=== Activity ===
Each line of the data that includes "bloku" must be copied.

--- Provided entries Enclosed Below ---

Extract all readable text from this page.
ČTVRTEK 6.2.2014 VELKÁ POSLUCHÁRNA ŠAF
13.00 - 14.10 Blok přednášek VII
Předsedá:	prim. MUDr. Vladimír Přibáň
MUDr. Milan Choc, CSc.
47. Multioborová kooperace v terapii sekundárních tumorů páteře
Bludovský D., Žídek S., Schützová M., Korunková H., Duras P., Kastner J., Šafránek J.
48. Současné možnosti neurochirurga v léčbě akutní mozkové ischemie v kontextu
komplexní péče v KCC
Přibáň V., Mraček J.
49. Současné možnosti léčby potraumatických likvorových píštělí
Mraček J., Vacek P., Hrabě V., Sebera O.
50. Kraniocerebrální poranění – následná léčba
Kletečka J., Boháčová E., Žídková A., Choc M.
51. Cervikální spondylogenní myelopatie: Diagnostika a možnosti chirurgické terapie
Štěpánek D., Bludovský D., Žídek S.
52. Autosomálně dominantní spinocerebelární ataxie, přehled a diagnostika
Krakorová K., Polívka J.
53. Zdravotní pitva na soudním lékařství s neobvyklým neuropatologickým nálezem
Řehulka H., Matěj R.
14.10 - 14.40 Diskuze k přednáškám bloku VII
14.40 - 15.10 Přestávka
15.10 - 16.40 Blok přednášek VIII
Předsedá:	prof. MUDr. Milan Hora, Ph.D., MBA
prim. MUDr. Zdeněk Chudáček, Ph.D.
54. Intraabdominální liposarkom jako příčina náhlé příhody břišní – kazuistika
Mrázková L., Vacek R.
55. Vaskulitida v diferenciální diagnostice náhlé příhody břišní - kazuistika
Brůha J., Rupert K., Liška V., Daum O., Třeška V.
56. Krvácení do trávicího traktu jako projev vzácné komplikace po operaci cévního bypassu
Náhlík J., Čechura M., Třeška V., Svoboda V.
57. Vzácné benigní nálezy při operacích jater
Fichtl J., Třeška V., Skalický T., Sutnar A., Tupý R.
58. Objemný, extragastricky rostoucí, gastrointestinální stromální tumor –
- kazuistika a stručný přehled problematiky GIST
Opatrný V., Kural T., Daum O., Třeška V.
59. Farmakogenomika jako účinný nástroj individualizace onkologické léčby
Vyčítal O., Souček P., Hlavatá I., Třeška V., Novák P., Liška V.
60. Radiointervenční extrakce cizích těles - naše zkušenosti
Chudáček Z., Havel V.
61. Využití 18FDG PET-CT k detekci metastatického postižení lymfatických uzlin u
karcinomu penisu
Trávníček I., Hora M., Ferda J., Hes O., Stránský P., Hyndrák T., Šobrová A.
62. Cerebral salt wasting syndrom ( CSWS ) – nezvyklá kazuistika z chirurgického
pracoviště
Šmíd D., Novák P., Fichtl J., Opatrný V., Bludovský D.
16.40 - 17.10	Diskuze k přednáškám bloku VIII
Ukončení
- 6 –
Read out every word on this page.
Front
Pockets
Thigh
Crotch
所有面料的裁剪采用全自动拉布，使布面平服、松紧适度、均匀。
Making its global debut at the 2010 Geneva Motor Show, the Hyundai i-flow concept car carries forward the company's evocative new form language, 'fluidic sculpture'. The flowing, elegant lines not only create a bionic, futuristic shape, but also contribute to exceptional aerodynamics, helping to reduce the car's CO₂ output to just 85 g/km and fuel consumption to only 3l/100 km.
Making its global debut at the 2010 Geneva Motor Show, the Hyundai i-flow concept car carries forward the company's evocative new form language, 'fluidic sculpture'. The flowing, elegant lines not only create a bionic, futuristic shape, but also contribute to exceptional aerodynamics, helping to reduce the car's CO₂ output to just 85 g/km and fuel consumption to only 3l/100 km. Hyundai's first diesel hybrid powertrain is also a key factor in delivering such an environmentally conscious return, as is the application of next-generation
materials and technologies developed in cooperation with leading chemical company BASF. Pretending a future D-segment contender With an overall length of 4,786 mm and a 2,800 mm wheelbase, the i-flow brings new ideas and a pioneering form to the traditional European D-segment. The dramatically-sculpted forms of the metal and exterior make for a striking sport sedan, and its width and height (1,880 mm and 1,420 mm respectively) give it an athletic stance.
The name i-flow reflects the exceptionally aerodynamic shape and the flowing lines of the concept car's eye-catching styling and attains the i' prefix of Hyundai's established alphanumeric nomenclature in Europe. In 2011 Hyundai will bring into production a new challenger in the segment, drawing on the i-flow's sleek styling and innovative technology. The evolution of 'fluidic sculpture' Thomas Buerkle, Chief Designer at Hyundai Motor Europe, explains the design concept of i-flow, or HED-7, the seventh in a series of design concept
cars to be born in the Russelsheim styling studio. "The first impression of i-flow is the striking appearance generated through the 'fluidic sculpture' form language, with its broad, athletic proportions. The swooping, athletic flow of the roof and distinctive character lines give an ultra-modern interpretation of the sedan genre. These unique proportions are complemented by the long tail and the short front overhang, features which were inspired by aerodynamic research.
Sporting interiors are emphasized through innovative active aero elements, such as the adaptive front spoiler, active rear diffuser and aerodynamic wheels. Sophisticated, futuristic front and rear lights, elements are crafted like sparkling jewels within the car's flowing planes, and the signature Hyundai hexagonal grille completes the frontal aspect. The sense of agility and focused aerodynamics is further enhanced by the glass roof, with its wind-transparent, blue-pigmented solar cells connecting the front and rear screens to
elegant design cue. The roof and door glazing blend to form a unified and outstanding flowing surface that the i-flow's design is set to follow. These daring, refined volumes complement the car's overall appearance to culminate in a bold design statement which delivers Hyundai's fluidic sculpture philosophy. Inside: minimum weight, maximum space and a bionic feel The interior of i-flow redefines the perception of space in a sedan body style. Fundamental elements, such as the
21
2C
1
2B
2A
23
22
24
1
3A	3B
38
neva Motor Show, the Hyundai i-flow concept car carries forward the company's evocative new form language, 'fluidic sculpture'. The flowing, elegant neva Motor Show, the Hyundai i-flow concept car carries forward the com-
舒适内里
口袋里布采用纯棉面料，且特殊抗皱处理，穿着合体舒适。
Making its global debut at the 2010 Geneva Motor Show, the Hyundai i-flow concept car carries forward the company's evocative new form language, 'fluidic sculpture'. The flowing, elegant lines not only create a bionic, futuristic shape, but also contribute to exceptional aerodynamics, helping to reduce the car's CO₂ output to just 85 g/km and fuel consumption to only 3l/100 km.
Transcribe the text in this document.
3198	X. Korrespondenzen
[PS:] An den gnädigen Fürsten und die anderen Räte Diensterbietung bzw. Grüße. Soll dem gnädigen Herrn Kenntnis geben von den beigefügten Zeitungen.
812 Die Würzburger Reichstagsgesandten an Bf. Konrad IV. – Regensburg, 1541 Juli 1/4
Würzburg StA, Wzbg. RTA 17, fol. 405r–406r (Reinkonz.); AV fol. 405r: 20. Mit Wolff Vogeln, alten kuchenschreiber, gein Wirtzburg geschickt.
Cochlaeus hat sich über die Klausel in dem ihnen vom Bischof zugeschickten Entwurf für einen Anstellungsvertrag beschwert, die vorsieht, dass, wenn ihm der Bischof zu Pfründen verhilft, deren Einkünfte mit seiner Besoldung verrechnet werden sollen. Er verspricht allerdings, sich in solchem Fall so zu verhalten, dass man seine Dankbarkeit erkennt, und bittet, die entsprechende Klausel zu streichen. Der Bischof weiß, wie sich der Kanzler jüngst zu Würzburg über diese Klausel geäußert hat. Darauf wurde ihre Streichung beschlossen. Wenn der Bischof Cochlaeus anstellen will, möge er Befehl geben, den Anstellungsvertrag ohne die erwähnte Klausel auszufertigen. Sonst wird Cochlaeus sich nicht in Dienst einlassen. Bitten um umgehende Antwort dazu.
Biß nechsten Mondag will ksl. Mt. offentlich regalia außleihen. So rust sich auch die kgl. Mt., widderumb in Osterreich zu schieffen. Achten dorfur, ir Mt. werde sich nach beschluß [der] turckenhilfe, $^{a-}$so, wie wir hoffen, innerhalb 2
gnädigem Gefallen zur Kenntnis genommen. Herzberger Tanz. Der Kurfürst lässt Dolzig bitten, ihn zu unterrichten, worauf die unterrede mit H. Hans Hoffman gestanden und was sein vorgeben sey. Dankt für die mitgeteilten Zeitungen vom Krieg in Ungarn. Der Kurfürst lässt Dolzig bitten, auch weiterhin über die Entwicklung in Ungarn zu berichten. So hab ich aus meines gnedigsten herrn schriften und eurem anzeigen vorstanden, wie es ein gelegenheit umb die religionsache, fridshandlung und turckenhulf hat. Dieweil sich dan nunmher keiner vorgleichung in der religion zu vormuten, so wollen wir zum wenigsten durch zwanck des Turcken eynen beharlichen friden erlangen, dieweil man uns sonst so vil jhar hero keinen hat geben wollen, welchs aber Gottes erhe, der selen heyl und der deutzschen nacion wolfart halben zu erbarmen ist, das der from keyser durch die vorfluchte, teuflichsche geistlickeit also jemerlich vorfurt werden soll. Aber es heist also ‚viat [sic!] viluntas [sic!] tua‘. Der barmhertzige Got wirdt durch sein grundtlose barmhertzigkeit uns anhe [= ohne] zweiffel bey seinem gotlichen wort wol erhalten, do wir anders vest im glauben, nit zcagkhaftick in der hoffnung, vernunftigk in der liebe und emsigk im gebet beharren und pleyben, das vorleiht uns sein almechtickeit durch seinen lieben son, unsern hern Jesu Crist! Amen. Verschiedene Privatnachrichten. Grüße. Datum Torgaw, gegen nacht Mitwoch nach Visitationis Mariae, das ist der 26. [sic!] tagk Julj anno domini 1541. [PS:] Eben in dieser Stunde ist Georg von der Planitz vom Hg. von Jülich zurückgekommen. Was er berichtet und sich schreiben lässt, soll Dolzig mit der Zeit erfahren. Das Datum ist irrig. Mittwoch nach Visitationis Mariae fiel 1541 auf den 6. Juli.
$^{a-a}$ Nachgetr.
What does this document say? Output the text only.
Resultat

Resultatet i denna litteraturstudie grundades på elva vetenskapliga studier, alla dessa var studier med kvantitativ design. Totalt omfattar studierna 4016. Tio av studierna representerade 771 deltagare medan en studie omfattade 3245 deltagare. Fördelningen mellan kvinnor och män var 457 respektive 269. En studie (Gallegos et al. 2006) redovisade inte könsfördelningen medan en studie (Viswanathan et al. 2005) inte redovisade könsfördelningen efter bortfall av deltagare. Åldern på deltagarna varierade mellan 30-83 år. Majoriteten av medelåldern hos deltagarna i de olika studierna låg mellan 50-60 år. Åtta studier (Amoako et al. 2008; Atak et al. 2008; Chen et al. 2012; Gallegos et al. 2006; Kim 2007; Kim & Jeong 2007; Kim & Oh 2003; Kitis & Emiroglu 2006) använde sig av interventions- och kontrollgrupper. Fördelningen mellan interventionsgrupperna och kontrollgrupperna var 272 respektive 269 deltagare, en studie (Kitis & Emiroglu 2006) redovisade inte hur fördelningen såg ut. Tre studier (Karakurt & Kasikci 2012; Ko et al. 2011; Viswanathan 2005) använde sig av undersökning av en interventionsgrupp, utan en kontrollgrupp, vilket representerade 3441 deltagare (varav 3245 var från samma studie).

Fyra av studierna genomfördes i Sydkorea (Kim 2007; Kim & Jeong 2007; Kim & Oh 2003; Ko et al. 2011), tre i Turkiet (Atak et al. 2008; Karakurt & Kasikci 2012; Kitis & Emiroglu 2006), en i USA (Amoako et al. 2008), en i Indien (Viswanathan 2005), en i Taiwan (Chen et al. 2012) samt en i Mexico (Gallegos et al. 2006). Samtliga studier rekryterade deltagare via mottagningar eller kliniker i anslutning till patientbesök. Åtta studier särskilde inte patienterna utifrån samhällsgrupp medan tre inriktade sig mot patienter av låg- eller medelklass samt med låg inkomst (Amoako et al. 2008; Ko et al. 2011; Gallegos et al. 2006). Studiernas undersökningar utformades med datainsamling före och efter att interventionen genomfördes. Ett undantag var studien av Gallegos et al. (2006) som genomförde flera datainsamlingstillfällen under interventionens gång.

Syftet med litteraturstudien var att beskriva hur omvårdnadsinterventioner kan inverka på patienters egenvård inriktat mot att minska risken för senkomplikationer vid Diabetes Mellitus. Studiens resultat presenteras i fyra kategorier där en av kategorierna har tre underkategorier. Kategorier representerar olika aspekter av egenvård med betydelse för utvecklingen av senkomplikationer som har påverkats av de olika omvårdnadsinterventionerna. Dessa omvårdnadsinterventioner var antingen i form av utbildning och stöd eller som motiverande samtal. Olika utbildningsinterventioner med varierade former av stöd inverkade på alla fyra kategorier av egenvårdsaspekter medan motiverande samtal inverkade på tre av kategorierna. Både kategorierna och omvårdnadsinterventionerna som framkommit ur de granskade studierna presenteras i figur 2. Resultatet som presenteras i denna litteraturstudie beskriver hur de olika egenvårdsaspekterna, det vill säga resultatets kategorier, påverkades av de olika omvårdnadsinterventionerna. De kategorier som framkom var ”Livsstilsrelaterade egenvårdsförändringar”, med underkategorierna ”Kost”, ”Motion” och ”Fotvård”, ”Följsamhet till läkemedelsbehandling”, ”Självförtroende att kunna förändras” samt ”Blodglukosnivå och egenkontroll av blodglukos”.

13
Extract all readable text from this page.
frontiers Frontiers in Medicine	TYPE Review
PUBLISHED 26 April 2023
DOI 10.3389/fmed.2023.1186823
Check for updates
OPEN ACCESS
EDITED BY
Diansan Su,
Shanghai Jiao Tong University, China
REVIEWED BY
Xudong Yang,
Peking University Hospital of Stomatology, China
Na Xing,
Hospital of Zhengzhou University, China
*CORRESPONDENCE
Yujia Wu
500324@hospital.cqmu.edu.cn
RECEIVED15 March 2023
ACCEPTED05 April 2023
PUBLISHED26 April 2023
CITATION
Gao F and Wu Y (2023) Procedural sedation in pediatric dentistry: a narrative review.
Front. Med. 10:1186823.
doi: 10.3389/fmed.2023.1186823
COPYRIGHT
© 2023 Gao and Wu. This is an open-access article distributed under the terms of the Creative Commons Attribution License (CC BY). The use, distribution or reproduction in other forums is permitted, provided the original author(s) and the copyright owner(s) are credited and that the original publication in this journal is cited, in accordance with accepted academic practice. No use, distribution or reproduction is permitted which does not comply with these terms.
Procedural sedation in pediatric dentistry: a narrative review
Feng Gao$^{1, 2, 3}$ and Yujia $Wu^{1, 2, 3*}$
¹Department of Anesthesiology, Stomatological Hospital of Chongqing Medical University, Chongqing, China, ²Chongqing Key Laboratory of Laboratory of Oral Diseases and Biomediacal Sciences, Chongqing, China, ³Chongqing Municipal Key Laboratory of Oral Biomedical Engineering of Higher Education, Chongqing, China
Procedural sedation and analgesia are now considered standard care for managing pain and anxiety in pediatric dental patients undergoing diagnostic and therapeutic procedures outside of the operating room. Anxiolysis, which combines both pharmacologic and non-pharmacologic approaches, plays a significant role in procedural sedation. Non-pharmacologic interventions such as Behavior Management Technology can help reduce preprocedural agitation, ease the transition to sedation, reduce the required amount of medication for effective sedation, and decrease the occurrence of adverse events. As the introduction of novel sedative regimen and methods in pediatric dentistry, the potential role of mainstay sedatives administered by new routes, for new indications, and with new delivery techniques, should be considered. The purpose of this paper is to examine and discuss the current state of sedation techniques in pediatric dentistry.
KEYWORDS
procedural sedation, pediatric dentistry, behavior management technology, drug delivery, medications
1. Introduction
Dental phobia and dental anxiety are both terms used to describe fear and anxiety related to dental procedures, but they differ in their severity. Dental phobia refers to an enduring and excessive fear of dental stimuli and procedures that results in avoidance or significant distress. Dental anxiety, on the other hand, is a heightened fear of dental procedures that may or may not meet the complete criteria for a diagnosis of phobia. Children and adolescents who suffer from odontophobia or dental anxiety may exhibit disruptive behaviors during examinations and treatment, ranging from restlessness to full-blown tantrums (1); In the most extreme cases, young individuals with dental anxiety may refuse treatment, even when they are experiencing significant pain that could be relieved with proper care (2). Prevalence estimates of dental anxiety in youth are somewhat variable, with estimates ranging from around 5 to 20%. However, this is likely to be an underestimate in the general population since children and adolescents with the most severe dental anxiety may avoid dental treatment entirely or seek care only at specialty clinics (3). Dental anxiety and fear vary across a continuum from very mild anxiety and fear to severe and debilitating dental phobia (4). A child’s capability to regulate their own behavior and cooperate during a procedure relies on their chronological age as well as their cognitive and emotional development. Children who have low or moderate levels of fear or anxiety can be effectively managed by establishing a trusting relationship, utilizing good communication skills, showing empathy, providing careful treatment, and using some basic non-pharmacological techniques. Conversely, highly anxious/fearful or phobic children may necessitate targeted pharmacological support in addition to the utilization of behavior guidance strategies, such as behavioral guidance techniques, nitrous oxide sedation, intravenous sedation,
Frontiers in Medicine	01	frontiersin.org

--- End of Enclosed Provided entries ---

=== Answer to this task ===
14.10 - 14.40 Diskuze k přednáškám bloku VII
16.40 - 17.10	Diskuze k přednáškám bloku VIII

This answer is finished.